→ WHAT YOU NEED TO DO:
Output every entry exactly as written.

Data excerpts:
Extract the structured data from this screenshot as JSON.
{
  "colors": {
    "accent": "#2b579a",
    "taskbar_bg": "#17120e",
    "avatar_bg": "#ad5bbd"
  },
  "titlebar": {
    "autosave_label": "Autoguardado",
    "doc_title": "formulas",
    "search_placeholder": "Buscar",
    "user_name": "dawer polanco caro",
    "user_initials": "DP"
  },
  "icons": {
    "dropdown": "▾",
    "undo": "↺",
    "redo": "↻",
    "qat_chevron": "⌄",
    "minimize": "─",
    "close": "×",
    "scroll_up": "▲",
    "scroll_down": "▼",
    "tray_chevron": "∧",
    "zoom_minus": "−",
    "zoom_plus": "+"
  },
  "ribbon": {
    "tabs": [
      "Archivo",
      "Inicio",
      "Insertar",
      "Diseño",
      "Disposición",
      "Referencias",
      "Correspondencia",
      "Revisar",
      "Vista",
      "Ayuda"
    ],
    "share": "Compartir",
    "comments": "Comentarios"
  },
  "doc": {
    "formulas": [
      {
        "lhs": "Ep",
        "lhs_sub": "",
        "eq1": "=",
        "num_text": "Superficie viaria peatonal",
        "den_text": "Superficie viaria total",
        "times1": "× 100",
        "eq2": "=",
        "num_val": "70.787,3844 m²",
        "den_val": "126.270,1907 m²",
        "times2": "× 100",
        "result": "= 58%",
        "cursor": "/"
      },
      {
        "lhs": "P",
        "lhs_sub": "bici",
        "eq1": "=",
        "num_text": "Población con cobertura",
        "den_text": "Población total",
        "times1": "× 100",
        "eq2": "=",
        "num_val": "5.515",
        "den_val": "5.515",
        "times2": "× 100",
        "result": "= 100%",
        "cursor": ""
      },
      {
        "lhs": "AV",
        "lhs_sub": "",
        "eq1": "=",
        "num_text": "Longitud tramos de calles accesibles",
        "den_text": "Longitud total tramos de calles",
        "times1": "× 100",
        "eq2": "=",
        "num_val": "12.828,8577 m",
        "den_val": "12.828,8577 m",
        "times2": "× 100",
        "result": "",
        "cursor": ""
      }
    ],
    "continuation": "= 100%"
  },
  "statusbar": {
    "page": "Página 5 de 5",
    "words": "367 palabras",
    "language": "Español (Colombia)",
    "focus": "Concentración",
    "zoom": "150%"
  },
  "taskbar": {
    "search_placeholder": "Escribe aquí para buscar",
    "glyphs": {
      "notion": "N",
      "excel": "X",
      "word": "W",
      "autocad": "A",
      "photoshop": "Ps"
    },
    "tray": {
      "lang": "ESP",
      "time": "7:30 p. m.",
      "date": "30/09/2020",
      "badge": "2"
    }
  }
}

→ THE COMPLETED TASK:
Extract the structured data from this screenshot as JSON.
{
  "colors": {
    "accent": "#2b579a",
    "taskbar_bg": "#17120e",
    "avatar_bg": "#ad5bbd"
  },
  "titlebar": {
    "autosave_label": "Autoguardado",
    "doc_title": "formulas",
    "search_placeholder": "Buscar",
    "user_name": "dawer polanco caro",
    "user_initials": "DP"
  },
  "icons": {
    "dropdown": "▾",
    "undo": "↺",
    "redo": "↻",
    "qat_chevron": "⌄",
    "minimize": "─",
    "close": "×",
    "scroll_up": "▲",
    "scroll_down": "▼",
    "tray_chevron": "∧",
    "zoom_minus": "−",
    "zoom_plus": "+"
  },
  "ribbon": {
    "tabs": [
      "Archivo",
      "Inicio",
      "Insertar",
      "Diseño",
      "Disposición",
      "Referencias",
      "Correspondencia",
      "Revisar",
      "Vista",
      "Ayuda"
    ],
    "share": "Compartir",
    "comments": "Comentarios"
  },
  "doc": {
    "formulas": [
      {
        "lhs": "Ep",
        "lhs_sub": "",
        "eq1": "=",
        "num_text": "Superficie viaria peatonal",
        "den_text": "Superficie viaria total",
        "times1": "× 100",
        "eq2": "=",
        "num_val": "70.787,3844 m²",
        "den_val": "126.270,1907 m²",
        "times2": "× 100",
        "result": "= 58%",
        "cursor": "/"
      },
      {
        "lhs": "P",
        "lhs_sub": "bici",
        "eq1": "=",
        "num_text": "Población con cobertura",
        "den_text": "Población total",
        "times1": "× 100",
        "eq2": "=",
        "num_val": "5.515",
        "den_val": "5.515",
        "times2": "× 100",
        "result": "= 100%",
        "cursor": ""
      },
      {
        "lhs": "AV",
        "lhs_sub": "",
        "eq1": "=",
        "num_text": "Longitud tramos de calles accesibles",
        "den_text": "Longitud total tramos de calles",
        "times1": "× 100",
        "eq2": "=",
        "num_val": "12.828,8577 m",
        "den_val": "12.828,8577 m",
        "times2": "× 100",
        "result": "",
        "cursor": ""
      }
    ],
    "continuation": "= 100%"
  },
  "statusbar": {
    "page": "Página 5 de 5",
    "words": "367 palabras",
    "language": "Español (Colombia)",
    "focus": "Concentración",
    "zoom": "150%"
  },
  "taskbar": {
    "search_placeholder": "Escribe aquí para buscar",
    "glyphs": {
      "notion": "N",
      "excel": "X",
      "word": "W",
      "autocad": "A",
      "photoshop": "Ps"
    },
    "tray": {
      "lang": "ESP",
      "time": "7:30 p. m.",
      "date": "30/09/2020",
      "badge": "2"
    }
  }
}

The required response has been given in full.